▶ _Set exercise_
Report the count of lines that carry the string "screenshot", and add nothing.

(Extracted data entries)
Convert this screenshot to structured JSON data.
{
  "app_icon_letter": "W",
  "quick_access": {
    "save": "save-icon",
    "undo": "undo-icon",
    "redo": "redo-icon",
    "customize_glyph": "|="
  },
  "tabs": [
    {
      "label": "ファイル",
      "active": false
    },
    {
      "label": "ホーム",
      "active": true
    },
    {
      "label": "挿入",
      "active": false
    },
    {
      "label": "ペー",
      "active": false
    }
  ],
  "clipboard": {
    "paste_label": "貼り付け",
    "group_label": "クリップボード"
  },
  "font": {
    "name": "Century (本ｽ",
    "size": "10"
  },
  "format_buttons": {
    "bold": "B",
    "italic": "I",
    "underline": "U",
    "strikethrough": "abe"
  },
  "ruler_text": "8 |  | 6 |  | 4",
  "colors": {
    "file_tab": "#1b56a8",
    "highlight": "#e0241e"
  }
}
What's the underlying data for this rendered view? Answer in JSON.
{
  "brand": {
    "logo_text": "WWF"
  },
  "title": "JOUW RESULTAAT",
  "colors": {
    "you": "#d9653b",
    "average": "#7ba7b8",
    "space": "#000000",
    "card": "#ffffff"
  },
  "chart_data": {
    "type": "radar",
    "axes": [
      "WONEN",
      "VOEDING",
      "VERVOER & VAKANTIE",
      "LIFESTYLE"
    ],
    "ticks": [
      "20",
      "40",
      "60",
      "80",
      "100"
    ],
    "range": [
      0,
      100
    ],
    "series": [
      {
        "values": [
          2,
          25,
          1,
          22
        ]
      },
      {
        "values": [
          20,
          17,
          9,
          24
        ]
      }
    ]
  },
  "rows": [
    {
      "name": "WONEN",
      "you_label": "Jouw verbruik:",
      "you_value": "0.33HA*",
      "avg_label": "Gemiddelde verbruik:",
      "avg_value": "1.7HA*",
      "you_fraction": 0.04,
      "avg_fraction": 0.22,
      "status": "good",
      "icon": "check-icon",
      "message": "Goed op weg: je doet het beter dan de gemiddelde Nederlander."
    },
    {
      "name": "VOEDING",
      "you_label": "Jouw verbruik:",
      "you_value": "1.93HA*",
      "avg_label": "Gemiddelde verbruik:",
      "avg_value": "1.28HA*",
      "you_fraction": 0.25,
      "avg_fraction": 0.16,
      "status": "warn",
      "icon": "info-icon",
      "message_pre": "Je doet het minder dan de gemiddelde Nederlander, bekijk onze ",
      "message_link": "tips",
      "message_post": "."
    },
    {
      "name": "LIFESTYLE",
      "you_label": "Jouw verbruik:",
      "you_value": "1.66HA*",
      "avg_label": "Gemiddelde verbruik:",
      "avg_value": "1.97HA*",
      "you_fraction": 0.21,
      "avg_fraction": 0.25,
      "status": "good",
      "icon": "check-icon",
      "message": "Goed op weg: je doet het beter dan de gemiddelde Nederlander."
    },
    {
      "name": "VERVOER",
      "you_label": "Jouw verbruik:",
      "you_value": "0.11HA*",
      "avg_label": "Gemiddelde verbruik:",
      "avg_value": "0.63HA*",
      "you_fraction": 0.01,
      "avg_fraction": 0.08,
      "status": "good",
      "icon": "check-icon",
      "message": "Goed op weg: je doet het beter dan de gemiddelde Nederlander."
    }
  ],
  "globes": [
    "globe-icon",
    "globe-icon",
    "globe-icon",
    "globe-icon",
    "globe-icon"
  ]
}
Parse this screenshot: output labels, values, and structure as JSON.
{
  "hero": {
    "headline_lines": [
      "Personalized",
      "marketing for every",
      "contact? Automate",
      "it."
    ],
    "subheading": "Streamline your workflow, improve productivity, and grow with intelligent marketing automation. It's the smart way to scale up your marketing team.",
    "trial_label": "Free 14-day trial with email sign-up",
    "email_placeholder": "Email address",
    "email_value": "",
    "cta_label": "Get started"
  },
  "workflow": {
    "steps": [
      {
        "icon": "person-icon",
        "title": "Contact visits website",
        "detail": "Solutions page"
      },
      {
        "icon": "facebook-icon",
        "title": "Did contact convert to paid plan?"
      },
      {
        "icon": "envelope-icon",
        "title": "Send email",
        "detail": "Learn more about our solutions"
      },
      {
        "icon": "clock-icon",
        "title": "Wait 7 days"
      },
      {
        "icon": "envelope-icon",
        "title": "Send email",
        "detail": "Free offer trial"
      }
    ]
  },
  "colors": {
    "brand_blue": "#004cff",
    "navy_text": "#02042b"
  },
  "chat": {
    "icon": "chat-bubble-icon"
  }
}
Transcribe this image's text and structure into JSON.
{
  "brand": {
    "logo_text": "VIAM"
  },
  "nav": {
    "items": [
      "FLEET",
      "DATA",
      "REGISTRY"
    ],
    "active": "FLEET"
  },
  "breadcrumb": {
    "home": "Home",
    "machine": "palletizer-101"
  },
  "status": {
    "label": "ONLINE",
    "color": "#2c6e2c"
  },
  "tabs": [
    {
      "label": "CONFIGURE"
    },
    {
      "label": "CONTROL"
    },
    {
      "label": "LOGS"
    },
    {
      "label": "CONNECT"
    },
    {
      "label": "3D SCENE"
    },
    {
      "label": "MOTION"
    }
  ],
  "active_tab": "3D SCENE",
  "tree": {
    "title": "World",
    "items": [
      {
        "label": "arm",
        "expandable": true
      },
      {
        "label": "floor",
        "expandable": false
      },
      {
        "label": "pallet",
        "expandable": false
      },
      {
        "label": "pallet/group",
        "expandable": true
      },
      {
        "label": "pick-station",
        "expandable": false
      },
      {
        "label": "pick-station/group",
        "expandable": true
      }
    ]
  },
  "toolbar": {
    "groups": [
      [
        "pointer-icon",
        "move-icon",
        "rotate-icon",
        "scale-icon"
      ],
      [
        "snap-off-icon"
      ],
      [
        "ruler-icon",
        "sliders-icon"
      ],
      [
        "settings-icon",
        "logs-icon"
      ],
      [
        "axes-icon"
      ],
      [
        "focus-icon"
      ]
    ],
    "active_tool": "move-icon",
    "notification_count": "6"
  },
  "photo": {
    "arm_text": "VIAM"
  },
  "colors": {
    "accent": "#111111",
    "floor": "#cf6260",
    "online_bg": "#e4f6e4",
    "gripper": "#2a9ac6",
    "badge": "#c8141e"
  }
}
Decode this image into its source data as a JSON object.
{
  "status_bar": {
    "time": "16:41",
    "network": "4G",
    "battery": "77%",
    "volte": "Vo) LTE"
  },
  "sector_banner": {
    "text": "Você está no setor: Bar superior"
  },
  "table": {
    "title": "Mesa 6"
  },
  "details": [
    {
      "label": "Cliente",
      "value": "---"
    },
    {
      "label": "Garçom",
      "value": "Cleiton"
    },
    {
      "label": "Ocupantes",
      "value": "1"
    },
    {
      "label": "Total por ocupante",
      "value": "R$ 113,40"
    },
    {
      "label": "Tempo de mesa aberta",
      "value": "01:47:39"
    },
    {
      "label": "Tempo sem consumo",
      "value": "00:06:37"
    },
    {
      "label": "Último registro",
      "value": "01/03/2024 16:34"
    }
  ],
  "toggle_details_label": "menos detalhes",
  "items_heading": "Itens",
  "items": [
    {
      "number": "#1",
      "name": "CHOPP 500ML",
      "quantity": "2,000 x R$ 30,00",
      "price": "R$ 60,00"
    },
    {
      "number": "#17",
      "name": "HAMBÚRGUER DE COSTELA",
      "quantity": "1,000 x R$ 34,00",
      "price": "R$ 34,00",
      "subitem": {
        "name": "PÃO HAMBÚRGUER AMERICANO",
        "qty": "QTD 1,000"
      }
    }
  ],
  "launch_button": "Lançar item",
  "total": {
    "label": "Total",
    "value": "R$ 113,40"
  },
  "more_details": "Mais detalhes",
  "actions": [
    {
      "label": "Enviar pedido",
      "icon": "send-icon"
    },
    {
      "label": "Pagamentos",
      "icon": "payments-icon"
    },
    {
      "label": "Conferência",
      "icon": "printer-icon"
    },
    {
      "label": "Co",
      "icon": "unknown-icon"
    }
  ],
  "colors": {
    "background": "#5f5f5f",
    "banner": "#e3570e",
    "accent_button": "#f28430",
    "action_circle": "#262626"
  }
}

▶ _Result of this task_
2